▶ [WORK REQUEST 1]:
Rewrite the paragraph in the text on Serge Leclaire that begins "From 1949 to 1953" as a shorter bulleted list that keeps its main facts.
▶ [WORK REQUEST 2]:
Extract the passage of the text on Serge Leclaire starting with "From 1949 to" and going on through "effort ultimately failed.", copying it word for word.

[TEXT BLOCK — start]

Leclaire (Liebschutz), Serge (1924-1994) (International Dictionary of Psychoanalysis)
A French psychiatrist and psychoanalyst, Serge Leclaire (born Liebschutz) was born in Strasbourg on July 6, 1924, and died of a brain hemorrhage on August 8, 1994, in Argentière, Savoy in France.
Leclaire was born into an old Alsatian family of liberal Jews who changed their name to Leclaire and took refuge in central France during the Second World War. He studied medicine and psychiatry in Paris. In 1957, he defended his dissertation in medicine, A Contribution to the Study of the Principles for a Psychotherapy of the Psychoses.
From 1949 to 1953 he undertook an analysis with Jacques Lacan, and in 1953, he was involved in the protest of the trainees against the leadership of the Société psychanalytique de Paris (SPP; Paris Psychoanalytic Society). When that group split, he left to join the Société française de psychanalyse (SFP; French Psychoanalytic Society), where he was made an associate member in 1954 and served as secretary from 1957 to 1962. He became president of the society in 1963, the year of the second split of the French psychoanalytic groups. In the years leading up to that split, Leclaire, Wladimir Granoff, and François Perrier (known as the "troika") participated in the attempt to get the SFP recognized by the International Psychoanalytic Association (IPA), but the effort ultimately failed.

[TEXT BLOCK — finish]
[ENTRIES PROVIDED — start]

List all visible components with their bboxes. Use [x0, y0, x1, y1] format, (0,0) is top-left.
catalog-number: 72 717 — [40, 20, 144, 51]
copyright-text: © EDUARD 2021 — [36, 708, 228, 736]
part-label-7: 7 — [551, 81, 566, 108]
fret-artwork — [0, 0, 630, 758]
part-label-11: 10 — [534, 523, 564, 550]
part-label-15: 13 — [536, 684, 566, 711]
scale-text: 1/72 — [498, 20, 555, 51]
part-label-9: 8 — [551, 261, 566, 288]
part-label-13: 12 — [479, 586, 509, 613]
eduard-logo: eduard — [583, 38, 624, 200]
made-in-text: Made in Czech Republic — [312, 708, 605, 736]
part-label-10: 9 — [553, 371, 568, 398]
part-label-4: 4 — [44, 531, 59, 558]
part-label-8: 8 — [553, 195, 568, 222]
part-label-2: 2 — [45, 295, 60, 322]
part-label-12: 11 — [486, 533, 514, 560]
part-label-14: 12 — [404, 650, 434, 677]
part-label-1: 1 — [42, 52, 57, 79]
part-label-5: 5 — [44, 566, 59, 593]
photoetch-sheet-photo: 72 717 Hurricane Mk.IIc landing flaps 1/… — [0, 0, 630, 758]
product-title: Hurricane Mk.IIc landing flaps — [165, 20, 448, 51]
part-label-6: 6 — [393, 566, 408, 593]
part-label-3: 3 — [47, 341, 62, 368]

[ENTRIES PROVIDED — finish]

▶ [TASK RESULT 1]:
- 1949–1953: analysis with Jacques Lacan.
- 1953: joined the trainees' protest against the leadership of the Société psychanalytique de Paris (SPP); after the split, moved to the Société française de psychanalyse (SFP).
- 1954: associate member of the SFP.
- 1957–1962: secretary of the SFP.
- 1963: president of the SFP, the year of the second split of the French psychoanalytic groups.
- Before that split, he worked with Wladimir Granoff and François Perrier (the "troika") to win recognition of the SFP by the International Psychoanalytic Association (IPA), but the effort failed.

▶ [TASK RESULT 2]:
From 1949 to 1953 he undertook an analysis with Jacques Lacan, and in 1953, he was involved in the protest of the trainees against the leadership of the Société psychanalytique de Paris (SPP; Paris Psychoanalytic Society). When that group split, he left to join the Société française de psychanalyse (SFP; French Psychoanalytic Society), where he was made an associate member in 1954 and served as secretary from 1957 to 1962. He became president of the society in 1963, the year of the second split of the French psychoanalytic groups. In the years leading up to that split, Leclaire, Wladimir Granoff, and François Perrier (known as the "troika") participated in the attempt to get the SFP recognized by the International Psychoanalytic Association (IPA), but the effort ultimately failed.